WHAT TO PRODUCE –
Which lines contain the word "Decode"? Return each of them as written.

Figure record listings
#####

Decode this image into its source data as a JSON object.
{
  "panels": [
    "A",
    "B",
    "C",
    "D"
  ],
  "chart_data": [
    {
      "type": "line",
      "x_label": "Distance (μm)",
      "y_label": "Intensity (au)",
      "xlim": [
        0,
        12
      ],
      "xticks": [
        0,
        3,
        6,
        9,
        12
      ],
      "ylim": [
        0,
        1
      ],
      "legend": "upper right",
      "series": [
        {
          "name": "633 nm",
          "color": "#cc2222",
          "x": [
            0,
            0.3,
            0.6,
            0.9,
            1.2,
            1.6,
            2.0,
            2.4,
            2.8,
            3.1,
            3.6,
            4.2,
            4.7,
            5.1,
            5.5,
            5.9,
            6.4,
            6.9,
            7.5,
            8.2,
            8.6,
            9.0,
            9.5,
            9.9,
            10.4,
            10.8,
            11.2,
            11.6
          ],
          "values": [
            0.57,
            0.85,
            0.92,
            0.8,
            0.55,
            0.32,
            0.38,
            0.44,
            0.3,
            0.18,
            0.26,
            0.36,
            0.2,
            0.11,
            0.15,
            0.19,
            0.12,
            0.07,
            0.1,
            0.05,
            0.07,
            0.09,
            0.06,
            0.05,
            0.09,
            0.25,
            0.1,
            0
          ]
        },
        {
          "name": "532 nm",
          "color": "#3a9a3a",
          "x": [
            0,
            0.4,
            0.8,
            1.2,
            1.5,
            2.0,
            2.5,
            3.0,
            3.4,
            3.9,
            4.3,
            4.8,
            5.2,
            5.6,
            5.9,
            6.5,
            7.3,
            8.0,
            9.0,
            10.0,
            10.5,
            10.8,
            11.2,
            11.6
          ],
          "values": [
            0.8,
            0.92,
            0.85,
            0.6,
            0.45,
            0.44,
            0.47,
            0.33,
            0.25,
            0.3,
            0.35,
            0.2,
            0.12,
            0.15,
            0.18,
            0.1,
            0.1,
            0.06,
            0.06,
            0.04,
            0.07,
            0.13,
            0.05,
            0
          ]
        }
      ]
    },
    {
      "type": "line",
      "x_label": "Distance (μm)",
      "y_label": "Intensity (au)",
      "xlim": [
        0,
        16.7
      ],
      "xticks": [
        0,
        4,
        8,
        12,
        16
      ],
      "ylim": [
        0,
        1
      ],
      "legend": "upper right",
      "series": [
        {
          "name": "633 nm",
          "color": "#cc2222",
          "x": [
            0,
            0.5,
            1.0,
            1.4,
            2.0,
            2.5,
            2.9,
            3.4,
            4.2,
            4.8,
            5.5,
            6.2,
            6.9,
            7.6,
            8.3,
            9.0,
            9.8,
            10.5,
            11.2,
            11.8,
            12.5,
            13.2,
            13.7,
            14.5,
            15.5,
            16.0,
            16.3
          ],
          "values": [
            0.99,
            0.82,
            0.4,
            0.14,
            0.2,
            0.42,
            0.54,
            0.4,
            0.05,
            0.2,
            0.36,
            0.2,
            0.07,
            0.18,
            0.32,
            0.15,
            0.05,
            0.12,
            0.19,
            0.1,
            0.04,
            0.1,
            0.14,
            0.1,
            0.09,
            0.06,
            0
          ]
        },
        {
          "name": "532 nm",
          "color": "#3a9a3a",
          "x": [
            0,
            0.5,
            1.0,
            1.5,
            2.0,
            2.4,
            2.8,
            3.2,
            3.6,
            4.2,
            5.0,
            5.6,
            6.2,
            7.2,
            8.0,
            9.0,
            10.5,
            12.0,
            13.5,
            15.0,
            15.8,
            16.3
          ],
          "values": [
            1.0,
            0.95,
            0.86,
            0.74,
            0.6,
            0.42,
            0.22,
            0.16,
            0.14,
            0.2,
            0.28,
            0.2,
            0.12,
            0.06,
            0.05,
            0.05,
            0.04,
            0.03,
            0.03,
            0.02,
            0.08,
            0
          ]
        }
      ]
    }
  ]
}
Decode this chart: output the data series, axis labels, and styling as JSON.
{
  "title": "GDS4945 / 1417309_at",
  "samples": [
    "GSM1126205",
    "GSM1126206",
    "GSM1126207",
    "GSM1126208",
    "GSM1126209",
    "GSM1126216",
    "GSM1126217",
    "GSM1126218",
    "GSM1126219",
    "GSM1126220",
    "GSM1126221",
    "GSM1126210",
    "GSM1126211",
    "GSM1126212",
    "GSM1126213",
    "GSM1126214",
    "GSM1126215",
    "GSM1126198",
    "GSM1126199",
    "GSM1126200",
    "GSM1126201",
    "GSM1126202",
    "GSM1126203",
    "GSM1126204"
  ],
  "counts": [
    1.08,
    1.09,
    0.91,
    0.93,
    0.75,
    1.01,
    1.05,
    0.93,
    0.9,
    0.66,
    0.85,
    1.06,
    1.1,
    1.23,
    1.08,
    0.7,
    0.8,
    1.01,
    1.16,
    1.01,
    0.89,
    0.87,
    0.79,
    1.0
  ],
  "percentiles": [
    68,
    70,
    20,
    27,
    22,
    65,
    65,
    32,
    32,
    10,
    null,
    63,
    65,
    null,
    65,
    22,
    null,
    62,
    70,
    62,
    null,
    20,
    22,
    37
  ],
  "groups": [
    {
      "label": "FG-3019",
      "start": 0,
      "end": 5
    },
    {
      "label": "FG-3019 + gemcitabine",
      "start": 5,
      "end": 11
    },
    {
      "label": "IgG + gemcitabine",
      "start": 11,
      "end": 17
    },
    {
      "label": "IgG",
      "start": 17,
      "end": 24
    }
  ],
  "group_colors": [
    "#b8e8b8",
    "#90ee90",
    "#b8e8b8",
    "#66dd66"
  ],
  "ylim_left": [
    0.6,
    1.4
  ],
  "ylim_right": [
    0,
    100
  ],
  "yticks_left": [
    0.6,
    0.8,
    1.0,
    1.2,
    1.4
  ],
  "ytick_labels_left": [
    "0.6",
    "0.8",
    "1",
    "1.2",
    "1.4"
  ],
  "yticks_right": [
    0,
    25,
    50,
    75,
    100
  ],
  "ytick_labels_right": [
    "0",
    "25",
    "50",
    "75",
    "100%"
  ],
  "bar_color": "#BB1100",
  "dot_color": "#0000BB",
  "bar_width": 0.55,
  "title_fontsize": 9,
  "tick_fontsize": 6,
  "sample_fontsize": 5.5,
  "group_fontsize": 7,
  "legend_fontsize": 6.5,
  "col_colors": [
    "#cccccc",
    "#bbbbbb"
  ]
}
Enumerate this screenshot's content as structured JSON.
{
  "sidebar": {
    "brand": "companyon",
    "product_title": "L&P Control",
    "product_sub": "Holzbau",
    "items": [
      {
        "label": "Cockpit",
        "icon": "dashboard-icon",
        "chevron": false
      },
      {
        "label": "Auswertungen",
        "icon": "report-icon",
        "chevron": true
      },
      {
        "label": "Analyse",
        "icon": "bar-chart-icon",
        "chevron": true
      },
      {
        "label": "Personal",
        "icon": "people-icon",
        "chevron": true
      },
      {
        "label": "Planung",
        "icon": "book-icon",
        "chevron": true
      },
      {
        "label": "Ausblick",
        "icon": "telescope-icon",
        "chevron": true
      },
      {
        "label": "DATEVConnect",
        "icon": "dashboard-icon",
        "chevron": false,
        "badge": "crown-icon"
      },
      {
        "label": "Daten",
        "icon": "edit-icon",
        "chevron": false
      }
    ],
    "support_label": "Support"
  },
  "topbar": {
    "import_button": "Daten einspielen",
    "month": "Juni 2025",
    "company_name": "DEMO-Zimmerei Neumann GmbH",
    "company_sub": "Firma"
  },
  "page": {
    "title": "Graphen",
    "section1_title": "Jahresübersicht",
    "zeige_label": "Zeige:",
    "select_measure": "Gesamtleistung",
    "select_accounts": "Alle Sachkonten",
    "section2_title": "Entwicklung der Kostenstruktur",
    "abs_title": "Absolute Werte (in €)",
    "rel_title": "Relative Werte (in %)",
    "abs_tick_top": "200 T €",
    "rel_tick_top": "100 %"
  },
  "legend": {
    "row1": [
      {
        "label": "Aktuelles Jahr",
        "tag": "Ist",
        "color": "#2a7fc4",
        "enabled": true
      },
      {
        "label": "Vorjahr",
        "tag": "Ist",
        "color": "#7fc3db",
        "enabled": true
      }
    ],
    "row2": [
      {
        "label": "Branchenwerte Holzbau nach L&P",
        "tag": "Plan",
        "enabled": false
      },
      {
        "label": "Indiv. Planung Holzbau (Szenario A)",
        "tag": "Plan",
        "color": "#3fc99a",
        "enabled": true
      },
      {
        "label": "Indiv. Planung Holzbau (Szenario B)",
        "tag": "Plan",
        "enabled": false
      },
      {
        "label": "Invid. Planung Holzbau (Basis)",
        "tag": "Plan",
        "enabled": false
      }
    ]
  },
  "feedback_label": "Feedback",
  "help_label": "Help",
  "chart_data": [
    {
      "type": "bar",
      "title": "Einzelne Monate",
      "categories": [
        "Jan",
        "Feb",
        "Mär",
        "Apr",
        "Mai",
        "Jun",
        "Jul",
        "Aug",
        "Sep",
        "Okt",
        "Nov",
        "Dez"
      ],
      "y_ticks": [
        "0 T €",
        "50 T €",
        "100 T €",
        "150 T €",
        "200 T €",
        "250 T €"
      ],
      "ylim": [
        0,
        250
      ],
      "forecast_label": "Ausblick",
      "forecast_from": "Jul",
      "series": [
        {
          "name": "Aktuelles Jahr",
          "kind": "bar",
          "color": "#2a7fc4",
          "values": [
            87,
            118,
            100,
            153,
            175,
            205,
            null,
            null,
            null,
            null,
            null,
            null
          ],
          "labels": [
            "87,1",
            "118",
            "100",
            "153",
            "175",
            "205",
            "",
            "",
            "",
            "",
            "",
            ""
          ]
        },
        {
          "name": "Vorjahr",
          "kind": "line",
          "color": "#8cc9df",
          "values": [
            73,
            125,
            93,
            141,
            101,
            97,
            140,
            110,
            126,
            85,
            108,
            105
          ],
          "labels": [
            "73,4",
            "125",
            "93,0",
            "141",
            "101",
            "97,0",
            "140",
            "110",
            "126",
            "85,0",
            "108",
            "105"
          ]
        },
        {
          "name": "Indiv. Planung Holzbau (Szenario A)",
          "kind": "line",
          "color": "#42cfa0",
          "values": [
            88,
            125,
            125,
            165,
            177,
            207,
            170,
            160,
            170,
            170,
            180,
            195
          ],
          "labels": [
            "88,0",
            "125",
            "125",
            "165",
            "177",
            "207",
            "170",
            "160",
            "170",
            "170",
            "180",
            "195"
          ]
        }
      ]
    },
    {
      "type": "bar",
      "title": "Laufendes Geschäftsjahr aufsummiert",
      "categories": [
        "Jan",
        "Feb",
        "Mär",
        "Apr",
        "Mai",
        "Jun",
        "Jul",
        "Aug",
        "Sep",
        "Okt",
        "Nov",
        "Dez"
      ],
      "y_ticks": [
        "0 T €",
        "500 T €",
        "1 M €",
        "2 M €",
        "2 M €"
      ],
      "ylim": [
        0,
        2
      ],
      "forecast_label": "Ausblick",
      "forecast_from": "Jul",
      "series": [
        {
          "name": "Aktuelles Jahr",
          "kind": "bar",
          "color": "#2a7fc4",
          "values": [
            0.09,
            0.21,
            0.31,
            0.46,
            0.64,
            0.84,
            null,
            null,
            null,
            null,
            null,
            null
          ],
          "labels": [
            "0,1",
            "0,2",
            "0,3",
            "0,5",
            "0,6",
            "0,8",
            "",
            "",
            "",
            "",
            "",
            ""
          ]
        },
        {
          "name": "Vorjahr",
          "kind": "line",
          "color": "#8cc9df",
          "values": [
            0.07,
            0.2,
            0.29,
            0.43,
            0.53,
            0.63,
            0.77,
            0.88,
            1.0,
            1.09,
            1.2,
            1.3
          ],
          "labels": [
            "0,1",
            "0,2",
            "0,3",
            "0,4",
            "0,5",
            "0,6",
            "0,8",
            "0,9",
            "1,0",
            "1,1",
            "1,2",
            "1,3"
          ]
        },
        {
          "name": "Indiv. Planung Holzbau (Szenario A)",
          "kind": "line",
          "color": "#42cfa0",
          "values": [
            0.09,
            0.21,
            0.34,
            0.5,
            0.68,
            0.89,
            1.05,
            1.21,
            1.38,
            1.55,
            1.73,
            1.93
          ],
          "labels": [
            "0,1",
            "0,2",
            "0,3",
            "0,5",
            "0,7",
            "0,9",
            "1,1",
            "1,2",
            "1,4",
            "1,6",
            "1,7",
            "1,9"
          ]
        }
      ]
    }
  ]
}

#####

SOLUTION FOR THIS EXERCISE –
Decode this image into its source data as a JSON object.
Decode this chart: output the data series, axis labels, and styling as JSON.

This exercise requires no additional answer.